## EXERCISE BRIEF
Write out all lines holding the word "this".
------ AVAILABLE DATA ------
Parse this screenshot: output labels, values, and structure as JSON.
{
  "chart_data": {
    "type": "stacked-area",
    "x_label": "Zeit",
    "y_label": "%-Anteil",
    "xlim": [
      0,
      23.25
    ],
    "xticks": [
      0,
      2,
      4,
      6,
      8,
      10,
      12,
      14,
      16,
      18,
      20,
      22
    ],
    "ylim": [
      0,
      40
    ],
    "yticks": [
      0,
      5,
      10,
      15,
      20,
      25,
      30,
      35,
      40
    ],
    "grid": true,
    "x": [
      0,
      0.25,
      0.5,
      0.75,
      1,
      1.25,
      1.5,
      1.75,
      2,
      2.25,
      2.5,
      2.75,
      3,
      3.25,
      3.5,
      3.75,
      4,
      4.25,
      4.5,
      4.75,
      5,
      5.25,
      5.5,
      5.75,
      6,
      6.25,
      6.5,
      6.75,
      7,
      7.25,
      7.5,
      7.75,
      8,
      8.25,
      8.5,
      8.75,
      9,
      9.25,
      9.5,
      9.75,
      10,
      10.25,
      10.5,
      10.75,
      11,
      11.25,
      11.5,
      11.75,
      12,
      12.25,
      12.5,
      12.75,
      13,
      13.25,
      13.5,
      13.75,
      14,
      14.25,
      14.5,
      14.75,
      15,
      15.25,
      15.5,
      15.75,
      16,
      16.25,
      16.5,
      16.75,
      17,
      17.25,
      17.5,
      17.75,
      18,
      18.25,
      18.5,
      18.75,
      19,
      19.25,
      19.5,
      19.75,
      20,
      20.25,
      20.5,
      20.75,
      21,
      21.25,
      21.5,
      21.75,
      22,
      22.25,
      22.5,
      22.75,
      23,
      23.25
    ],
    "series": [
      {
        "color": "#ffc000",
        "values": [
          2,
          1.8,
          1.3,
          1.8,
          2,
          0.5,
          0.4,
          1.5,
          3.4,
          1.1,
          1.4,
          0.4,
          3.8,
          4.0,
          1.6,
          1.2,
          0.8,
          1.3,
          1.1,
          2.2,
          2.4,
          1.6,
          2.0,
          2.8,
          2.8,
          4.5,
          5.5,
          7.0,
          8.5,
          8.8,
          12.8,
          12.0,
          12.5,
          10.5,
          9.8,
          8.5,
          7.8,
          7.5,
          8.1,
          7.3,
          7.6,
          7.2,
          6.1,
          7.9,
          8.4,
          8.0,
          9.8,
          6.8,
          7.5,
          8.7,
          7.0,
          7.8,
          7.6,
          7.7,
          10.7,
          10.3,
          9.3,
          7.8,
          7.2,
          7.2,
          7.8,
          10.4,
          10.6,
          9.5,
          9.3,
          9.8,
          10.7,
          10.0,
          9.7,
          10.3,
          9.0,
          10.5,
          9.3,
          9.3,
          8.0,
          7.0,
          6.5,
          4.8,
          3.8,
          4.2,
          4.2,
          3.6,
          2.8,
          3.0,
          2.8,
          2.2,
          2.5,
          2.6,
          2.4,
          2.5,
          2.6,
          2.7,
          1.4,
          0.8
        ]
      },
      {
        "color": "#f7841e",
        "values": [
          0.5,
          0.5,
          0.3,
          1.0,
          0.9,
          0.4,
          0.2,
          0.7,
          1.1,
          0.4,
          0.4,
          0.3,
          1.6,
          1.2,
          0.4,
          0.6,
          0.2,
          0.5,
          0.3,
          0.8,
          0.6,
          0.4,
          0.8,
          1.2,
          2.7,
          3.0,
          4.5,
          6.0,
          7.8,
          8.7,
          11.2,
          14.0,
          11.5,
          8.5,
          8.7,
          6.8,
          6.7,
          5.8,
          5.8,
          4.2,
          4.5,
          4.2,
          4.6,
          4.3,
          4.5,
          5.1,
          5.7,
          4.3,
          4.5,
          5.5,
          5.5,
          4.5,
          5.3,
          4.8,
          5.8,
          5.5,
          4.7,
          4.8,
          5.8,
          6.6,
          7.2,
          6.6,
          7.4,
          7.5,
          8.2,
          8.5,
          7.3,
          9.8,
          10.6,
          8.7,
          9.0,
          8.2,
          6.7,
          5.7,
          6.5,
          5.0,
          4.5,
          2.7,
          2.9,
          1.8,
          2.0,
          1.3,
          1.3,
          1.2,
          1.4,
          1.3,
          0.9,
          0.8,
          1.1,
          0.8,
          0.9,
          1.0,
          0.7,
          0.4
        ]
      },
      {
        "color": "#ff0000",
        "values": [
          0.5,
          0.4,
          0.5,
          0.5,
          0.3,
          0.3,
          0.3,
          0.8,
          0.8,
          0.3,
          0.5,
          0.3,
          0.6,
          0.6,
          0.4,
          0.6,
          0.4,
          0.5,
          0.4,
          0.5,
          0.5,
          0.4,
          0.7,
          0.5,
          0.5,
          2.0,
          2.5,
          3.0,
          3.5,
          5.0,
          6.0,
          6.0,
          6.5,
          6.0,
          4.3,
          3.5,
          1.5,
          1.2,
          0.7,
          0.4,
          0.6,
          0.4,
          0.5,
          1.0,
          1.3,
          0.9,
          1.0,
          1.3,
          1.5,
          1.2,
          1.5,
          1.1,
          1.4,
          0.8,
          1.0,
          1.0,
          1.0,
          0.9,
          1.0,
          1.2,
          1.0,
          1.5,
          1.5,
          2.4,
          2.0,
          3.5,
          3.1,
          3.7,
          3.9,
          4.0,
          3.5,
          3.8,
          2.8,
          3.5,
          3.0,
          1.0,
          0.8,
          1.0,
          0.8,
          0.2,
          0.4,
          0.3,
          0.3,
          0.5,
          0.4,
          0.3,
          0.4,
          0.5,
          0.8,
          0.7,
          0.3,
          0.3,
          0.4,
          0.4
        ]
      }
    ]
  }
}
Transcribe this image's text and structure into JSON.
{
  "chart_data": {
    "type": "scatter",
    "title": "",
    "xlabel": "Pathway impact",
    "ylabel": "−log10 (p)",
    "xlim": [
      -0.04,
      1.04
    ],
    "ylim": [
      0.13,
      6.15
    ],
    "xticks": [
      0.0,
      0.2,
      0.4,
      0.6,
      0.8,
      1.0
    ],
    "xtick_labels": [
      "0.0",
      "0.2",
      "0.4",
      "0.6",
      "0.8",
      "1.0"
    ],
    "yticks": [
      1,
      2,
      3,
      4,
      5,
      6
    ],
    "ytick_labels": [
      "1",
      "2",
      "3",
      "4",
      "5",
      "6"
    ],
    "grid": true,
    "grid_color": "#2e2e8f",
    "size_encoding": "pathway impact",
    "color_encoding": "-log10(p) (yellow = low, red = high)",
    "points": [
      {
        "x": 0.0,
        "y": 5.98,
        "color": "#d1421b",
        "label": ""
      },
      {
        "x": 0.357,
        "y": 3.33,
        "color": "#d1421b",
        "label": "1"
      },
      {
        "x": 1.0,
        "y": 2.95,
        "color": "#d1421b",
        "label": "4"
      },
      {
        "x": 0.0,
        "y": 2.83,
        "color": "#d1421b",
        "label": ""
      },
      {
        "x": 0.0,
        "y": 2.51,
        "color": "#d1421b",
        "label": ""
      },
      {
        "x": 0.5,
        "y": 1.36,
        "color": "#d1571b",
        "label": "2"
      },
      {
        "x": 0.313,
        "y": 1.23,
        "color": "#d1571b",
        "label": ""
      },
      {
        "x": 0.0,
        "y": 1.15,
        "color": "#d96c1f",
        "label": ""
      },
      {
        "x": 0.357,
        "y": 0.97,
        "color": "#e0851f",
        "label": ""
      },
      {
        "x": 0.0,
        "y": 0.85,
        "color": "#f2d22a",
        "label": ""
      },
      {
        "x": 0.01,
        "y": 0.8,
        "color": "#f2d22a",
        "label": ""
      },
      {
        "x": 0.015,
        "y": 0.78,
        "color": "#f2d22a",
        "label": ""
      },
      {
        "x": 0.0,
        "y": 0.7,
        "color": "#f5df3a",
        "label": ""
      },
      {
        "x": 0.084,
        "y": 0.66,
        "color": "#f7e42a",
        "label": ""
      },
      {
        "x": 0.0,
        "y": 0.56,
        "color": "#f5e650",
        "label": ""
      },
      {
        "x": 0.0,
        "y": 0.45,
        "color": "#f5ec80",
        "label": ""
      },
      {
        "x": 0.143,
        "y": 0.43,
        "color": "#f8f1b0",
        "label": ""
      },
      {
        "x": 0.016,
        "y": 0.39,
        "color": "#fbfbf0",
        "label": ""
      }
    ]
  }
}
------
## EXERCISE RESPONSE
Parse this screenshot: output labels, values, and structure as JSON.
Transcribe this image's text and structure into JSON.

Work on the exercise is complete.